> **OPDRACHTEN OM TE MAKEN**
**1)** Neem uit de tekst over vakopleiding letterlijk over wat er staat van "Een goede V., waarvan" tot "aanvulling daarbuiten behoeft.".
**2)** Geef de lijst van het begin tot de regel met "data-label: 27 — [136, 1647, 167, 1678]" opnieuw, met "bar-spacer" overal vervangen door "bar-gap" en verder niets veranderd.

> **AANGELEVERDE TEKST**
++++++++

Economische encyclopedie

D.C. van der Poel (1940)

Gepubliceerd op 21-01-2020

Vakopleiding

betekenis & definitie

Een goede V., waarvan het belang algemeen erkend wordt, is afhankelijk van de economische en technische mogelijkheden. Wat de eerste betreft, wordt V. veelal belemmerd door binnen de gegeven sociale verhoudingen bestaande noodzaak van verdienste op jeugdige leeftijd, waarvoor verderstrekkende belangen moeten wijken.

De technische mogelijkheden zijn in dit verband van de economische ten nauwste afhankelijk.Te onderscheiden is hierbij tusschen vakonderwijs op scholen en binnen het kader van het bedrijf. Combinatie van deze beide mogelijkheden is dringend gewenscht, daar eenerzijds met de ontwikkeling van de industrie de scholen steeds meer in de onmogelijkheid verkeeren hiermede technisch gelijke tred te houden, anderzijds ook georganiseerde vakopleiding in het kader der bedrijven meestal theoretische aanvulling daarbuiten behoeft.

++++++++

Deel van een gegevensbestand
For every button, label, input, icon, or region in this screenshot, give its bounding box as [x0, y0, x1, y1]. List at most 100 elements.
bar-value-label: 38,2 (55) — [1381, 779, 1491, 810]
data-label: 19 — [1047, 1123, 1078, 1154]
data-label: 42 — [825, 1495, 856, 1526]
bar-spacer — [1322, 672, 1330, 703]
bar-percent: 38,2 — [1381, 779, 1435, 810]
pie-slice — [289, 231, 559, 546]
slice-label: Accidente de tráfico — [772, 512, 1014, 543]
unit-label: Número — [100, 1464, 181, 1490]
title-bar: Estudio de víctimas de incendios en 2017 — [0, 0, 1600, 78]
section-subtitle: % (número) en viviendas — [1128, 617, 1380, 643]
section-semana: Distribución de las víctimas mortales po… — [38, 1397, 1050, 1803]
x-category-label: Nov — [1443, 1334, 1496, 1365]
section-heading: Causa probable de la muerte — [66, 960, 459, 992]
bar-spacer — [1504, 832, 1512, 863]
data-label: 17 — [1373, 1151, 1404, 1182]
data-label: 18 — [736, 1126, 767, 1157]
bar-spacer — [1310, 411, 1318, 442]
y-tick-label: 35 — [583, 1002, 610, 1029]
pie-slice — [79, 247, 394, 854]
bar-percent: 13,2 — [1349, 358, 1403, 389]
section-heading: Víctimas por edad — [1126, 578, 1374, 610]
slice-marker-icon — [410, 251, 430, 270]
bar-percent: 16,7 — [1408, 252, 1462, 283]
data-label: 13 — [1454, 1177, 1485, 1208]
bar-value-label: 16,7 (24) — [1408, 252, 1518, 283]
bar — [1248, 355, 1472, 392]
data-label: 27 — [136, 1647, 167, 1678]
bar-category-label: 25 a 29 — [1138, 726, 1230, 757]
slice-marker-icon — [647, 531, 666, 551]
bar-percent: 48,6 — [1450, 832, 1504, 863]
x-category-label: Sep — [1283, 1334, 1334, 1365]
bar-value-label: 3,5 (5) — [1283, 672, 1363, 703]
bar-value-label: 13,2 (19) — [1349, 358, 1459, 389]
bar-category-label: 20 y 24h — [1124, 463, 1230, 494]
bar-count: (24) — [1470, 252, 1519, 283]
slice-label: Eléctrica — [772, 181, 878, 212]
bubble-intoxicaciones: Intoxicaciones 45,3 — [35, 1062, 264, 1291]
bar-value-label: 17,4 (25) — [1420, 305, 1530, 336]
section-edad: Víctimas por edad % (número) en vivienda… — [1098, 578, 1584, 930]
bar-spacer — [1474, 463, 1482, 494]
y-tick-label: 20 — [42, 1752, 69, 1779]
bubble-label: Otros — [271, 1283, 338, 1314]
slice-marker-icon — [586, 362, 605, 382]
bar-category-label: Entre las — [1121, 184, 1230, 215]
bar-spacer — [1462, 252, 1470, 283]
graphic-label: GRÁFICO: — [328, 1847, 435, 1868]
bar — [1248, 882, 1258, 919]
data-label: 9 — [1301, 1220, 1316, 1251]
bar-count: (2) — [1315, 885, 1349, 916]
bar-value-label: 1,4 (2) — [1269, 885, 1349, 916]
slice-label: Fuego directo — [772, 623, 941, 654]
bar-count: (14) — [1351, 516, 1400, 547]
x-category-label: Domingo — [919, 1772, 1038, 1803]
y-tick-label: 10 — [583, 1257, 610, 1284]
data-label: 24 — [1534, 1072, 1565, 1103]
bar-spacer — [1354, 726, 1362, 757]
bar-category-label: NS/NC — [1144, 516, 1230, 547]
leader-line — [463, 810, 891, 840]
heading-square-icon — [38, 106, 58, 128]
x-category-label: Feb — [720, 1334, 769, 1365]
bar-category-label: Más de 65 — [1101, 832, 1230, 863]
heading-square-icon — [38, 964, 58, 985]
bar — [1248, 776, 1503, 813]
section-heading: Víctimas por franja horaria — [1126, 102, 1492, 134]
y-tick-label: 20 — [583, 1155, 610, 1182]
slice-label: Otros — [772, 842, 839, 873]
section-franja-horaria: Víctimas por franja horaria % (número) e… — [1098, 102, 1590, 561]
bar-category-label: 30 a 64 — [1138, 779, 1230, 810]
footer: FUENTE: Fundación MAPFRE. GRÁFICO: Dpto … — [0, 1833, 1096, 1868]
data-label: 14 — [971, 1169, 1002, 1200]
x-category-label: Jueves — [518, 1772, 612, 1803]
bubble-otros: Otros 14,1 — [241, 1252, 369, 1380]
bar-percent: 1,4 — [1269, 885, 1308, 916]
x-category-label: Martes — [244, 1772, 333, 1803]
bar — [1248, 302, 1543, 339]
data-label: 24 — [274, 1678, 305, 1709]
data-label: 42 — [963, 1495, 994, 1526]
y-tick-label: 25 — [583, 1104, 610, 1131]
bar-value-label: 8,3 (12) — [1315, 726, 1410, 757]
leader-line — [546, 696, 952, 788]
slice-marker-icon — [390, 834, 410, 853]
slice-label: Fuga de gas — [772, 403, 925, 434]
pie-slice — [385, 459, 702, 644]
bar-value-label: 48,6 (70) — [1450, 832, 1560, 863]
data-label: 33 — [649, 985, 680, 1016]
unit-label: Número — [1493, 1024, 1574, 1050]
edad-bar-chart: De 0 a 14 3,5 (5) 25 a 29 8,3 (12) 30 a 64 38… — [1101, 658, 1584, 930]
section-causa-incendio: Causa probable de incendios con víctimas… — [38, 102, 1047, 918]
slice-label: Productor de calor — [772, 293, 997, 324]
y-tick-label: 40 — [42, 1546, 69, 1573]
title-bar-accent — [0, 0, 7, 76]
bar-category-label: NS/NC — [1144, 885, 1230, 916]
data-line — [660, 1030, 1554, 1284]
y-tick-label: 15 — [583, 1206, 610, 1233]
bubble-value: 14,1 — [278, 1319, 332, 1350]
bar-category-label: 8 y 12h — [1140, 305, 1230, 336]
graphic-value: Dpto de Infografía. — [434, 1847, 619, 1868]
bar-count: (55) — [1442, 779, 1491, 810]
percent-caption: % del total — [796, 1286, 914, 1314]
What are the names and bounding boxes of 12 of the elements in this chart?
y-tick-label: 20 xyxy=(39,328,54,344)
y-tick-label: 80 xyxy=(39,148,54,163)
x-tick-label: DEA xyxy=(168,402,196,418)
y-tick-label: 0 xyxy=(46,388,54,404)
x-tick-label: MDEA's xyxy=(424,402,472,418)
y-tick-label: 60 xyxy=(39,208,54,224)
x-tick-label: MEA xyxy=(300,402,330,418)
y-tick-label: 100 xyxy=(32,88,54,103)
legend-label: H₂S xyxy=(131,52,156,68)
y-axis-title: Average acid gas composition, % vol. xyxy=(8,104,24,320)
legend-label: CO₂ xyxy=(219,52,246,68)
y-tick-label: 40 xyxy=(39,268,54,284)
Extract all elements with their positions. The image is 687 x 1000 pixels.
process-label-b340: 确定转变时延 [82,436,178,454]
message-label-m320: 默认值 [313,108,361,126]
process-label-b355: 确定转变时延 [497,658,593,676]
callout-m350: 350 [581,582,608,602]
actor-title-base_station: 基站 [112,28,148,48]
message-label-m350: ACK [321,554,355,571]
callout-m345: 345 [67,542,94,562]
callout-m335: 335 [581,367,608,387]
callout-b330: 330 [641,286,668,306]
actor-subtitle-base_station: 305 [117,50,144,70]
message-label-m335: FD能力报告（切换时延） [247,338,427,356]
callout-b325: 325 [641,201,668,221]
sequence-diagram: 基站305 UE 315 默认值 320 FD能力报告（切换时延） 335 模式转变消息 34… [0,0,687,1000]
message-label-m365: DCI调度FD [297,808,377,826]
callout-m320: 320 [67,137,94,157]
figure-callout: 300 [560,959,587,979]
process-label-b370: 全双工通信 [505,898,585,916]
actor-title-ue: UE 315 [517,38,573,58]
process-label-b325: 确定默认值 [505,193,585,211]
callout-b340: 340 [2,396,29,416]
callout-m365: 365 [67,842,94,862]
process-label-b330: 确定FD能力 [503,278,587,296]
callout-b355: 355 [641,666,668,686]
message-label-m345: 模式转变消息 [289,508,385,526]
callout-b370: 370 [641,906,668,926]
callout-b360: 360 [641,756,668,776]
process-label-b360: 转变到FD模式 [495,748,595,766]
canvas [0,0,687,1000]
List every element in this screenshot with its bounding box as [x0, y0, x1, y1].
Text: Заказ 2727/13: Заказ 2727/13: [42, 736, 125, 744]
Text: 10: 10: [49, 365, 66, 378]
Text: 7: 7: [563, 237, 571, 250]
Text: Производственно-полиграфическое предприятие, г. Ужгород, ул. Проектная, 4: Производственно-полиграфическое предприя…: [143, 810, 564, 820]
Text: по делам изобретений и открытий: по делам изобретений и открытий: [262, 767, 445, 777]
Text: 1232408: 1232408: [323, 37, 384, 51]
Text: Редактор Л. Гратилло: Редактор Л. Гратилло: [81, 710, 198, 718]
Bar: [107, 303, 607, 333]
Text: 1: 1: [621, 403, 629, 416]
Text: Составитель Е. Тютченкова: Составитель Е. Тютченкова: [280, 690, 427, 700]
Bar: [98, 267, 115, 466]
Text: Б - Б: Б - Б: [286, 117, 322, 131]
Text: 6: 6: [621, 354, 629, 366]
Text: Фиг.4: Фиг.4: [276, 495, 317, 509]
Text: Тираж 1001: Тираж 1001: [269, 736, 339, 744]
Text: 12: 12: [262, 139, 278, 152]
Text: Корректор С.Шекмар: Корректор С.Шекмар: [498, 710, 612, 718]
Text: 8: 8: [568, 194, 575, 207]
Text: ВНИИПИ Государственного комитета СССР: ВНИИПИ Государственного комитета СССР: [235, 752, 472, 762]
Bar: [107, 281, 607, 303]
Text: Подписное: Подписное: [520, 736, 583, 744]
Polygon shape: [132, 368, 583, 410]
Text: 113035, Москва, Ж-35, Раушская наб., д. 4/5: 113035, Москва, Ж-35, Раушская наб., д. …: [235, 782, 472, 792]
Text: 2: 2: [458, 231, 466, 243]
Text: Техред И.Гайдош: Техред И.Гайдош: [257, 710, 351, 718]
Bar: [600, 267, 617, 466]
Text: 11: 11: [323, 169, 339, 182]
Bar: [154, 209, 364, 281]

++++++++

> **ANTWOORDEN OP OPDRACHTEN**
**1)**
Een goede V., waarvan het belang algemeen erkend wordt, is afhankelijk van de economische en technische mogelijkheden. Wat de eerste betreft, wordt V. veelal belemmerd door binnen de gegeven sociale verhoudingen bestaande noodzaak van verdienste op jeugdige leeftijd, waarvoor verderstrekkende belangen moeten wijken.

De technische mogelijkheden zijn in dit verband van de economische ten nauwste afhankelijk.Te onderscheiden is hierbij tusschen vakonderwijs op scholen en binnen het kader van het bedrijf. Combinatie van deze beide mogelijkheden is dringend gewenscht, daar eenerzijds met de ontwikkeling van de industrie de scholen steeds meer in de onmogelijkheid verkeeren hiermede technisch gelijke tred te houden, anderzijds ook georganiseerde vakopleiding in het kader der bedrijven meestal theoretische aanvulling daarbuiten behoeft.

**2)**
For every button, label, input, icon, or region in this screenshot, give its bounding box as [x0, y0, x1, y1]. List at most 100 elements.
bar-value-label: 38,2 (55) — [1381, 779, 1491, 810]
data-label: 19 — [1047, 1123, 1078, 1154]
data-label: 42 — [825, 1495, 856, 1526]
bar-gap — [1322, 672, 1330, 703]
bar-percent: 38,2 — [1381, 779, 1435, 810]
pie-slice — [289, 231, 559, 546]
slice-label: Accidente de tráfico — [772, 512, 1014, 543]
unit-label: Número — [100, 1464, 181, 1490]
title-bar: Estudio de víctimas de incendios en 2017 — [0, 0, 1600, 78]
section-subtitle: % (número) en viviendas — [1128, 617, 1380, 643]
section-semana: Distribución de las víctimas mortales po… — [38, 1397, 1050, 1803]
x-category-label: Nov — [1443, 1334, 1496, 1365]
section-heading: Causa probable de la muerte — [66, 960, 459, 992]
bar-gap — [1504, 832, 1512, 863]
data-label: 17 — [1373, 1151, 1404, 1182]
data-label: 18 — [736, 1126, 767, 1157]
bar-gap — [1310, 411, 1318, 442]
y-tick-label: 35 — [583, 1002, 610, 1029]
pie-slice — [79, 247, 394, 854]
bar-percent: 13,2 — [1349, 358, 1403, 389]
section-heading: Víctimas por edad — [1126, 578, 1374, 610]
slice-marker-icon — [410, 251, 430, 270]
bar-percent: 16,7 — [1408, 252, 1462, 283]
data-label: 13 — [1454, 1177, 1485, 1208]
bar-value-label: 16,7 (24) — [1408, 252, 1518, 283]
bar — [1248, 355, 1472, 392]
data-label: 27 — [136, 1647, 167, 1678]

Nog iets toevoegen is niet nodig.